**Dataset content**

-- -- --

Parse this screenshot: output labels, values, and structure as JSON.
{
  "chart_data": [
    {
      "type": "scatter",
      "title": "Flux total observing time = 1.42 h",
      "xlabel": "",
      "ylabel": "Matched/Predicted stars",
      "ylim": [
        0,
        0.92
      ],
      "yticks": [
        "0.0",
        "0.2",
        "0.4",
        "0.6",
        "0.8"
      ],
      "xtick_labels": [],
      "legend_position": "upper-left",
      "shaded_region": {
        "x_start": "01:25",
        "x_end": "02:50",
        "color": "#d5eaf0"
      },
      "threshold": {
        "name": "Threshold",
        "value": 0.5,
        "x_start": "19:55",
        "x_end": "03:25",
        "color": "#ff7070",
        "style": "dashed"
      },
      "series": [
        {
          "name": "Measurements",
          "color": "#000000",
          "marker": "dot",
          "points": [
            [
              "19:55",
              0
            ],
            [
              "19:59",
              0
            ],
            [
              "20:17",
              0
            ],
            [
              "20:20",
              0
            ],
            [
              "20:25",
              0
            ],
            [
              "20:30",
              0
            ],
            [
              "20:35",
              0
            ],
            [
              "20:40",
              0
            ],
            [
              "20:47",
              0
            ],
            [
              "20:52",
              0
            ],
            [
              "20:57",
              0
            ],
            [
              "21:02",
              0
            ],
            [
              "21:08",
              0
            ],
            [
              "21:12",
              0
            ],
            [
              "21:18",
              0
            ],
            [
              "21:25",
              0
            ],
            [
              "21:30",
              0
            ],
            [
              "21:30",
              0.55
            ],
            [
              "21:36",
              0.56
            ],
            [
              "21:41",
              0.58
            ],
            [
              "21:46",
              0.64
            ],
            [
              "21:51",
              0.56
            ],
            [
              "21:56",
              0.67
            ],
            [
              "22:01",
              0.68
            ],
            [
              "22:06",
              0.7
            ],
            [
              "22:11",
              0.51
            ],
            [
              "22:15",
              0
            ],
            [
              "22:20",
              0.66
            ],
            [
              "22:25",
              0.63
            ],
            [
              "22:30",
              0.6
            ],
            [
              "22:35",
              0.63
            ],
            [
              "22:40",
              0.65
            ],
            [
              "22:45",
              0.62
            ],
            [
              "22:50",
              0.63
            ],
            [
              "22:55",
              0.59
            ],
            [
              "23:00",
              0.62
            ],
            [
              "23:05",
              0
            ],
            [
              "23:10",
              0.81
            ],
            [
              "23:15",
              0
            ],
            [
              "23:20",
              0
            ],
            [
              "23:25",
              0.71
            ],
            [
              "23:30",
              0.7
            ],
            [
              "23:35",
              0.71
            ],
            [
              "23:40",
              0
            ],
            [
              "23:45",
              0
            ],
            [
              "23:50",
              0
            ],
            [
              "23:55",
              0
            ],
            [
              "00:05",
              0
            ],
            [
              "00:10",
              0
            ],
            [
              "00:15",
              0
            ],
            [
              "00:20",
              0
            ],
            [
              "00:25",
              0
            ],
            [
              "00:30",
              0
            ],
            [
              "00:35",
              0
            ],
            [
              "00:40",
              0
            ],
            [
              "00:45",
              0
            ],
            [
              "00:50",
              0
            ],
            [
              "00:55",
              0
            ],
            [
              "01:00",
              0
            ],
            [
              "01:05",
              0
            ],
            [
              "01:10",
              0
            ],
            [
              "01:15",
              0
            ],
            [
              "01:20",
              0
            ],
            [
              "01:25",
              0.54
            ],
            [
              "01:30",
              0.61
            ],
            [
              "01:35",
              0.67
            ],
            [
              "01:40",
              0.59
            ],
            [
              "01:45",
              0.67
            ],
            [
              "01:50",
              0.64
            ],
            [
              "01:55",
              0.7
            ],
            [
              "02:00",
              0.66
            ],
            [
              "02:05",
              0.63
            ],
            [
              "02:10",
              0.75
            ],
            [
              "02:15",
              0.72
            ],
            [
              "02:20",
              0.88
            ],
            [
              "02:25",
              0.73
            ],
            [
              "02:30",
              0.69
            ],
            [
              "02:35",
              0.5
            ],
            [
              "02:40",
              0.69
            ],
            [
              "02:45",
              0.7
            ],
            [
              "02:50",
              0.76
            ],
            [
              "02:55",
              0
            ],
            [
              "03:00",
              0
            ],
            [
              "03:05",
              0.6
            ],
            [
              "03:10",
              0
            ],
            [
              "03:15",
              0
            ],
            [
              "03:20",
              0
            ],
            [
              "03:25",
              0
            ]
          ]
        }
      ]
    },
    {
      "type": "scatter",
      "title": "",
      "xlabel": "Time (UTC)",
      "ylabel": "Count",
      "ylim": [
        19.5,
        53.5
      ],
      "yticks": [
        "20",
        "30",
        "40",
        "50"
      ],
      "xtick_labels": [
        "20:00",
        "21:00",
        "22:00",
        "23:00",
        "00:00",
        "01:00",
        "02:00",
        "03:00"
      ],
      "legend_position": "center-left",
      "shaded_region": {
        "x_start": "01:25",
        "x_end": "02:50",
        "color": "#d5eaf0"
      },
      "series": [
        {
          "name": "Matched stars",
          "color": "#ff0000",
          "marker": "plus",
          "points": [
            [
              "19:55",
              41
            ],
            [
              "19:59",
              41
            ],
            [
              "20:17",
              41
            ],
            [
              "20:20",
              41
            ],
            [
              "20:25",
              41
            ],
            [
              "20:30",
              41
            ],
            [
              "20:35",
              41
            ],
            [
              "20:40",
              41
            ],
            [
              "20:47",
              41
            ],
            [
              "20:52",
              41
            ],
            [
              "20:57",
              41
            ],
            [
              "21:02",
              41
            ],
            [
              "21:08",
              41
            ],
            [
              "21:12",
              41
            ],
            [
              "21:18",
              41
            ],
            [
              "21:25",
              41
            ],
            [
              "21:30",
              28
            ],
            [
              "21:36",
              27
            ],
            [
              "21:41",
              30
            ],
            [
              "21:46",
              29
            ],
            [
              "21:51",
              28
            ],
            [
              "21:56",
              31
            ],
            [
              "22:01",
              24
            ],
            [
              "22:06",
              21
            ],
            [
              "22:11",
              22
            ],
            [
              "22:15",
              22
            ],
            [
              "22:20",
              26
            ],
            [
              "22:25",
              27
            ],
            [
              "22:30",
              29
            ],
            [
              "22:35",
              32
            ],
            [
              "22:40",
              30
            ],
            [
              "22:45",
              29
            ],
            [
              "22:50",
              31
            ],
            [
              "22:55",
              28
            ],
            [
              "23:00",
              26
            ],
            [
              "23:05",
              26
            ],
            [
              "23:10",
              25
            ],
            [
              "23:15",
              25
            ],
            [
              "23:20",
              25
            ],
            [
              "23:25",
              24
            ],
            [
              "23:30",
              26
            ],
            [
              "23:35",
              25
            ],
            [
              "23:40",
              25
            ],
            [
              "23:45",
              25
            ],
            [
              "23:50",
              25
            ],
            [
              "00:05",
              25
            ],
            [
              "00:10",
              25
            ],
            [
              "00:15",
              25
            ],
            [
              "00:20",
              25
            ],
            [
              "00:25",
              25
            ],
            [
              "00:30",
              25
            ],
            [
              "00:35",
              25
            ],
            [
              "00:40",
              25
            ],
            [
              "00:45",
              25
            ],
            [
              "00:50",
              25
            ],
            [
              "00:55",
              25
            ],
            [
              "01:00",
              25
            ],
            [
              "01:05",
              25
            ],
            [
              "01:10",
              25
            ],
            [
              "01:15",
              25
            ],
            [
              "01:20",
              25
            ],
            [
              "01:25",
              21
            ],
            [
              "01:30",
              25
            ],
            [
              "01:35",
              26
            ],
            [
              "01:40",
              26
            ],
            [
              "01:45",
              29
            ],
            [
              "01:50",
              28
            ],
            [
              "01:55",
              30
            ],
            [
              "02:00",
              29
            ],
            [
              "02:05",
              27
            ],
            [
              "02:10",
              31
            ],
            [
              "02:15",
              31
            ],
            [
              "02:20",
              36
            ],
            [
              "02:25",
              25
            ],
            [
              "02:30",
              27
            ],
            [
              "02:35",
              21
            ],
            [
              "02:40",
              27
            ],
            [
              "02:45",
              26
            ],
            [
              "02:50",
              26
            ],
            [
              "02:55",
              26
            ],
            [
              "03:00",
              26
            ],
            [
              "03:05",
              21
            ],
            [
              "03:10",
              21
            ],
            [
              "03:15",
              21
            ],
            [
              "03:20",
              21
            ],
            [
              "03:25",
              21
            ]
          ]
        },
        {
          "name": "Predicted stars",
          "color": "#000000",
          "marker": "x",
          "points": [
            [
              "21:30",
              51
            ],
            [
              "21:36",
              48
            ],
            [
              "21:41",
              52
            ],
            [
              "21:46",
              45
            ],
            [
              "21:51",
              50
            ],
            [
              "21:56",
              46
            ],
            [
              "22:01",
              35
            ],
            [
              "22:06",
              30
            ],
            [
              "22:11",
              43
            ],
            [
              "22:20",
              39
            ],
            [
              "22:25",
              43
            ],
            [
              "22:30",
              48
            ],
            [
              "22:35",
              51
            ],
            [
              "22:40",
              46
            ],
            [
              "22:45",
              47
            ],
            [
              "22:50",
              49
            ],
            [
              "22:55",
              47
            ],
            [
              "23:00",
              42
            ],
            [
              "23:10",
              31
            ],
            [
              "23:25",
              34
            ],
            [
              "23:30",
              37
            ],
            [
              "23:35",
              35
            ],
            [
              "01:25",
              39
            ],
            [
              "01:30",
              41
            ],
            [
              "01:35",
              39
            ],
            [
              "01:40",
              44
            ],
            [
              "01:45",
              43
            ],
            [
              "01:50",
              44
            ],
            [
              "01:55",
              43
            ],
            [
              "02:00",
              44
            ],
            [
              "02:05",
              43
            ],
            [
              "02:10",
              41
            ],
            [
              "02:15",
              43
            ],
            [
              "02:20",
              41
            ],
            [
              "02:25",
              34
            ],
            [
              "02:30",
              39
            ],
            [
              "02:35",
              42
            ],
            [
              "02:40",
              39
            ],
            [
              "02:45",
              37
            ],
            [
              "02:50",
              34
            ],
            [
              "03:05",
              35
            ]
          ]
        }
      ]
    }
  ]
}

-- -- --

**Set problem**
Pick out lines containing the word "title", each one as written.

**Solved problem**
      "title": "Flux total observing time = 1.42 h",
      "title": "",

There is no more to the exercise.